Repeat the lines below exactly as they appear, but leave out the images.

Dataset records on visual material:

------------------------------------------------

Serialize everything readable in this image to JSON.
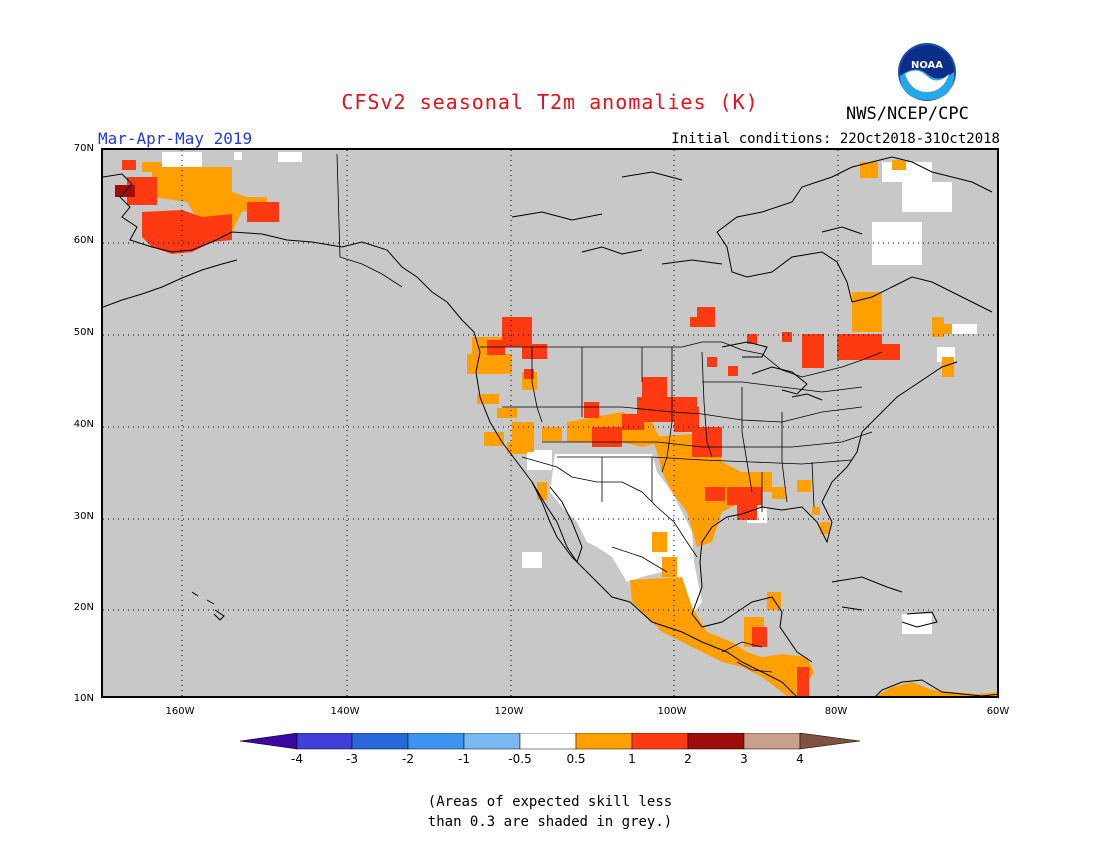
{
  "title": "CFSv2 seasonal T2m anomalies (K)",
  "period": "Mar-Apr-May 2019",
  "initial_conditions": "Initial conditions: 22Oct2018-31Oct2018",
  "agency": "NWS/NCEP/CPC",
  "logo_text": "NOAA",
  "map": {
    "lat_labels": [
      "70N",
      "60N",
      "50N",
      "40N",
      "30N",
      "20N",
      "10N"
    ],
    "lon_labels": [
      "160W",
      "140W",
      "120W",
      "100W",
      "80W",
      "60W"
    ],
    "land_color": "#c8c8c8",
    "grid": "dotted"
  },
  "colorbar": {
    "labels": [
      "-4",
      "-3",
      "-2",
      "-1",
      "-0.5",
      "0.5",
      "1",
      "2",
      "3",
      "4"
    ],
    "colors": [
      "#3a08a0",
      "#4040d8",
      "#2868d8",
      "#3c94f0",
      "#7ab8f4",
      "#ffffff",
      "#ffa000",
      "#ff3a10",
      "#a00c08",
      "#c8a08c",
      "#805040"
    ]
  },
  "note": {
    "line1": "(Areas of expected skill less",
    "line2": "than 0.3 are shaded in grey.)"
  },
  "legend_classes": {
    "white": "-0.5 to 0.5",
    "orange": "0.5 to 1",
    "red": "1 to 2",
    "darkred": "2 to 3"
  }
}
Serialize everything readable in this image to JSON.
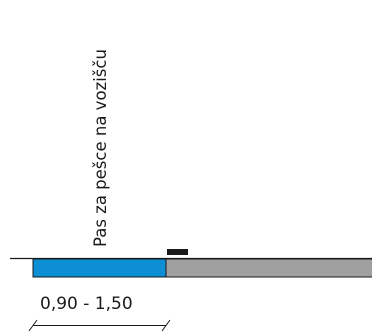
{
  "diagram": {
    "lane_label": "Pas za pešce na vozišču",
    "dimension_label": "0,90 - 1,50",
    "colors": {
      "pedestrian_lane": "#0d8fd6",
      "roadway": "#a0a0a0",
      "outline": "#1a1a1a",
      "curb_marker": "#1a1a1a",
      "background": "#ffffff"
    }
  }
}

------------------------------------------------

REPLY:
Serialize everything readable in this image to JSON.
{
  "title": "CFSv2 seasonal T2m anomalies (K)",
  "period": "Mar-Apr-May 2019",
  "initial_conditions": "Initial conditions: 22Oct2018-31Oct2018",
  "agency": "NWS/NCEP/CPC",
  "logo_text": "NOAA",
  "map": {
    "lat_labels": [
      "70N",
      "60N",
      "50N",
      "40N",
      "30N",
      "20N",
      "10N"
    ],
    "lon_labels": [
      "160W",
      "140W",
      "120W",
      "100W",
      "80W",
      "60W"
    ],
    "land_color": "#c8c8c8",
    "grid": "dotted"
  },
  "colorbar": {
    "labels": [
      "-4",
      "-3",
      "-2",
      "-1",
      "-0.5",
      "0.5",
      "1",
      "2",
      "3",
      "4"
    ],
    "colors": [
      "#3a08a0",
      "#4040d8",
      "#2868d8",
      "#3c94f0",
      "#7ab8f4",
      "#ffffff",
      "#ffa000",
      "#ff3a10",
      "#a00c08",
      "#c8a08c",
      "#805040"
    ]
  },
  "note": {
    "line1": "(Areas of expected skill less",
    "line2": "than 0.3 are shaded in grey.)"
  },
  "legend_classes": {
    "white": "-0.5 to 0.5",
    "orange": "0.5 to 1",
    "red": "1 to 2",
    "darkred": "2 to 3"
  }
}
Serialize everything readable in this image to JSON.
{
  "diagram": {
    "lane_label": "Pas za pešce na vozišču",
    "dimension_label": "0,90 - 1,50",
    "colors": {
      "pedestrian_lane": "#0d8fd6",
      "roadway": "#a0a0a0",
      "outline": "#1a1a1a",
      "curb_marker": "#1a1a1a",
      "background": "#ffffff"
    }
  }
}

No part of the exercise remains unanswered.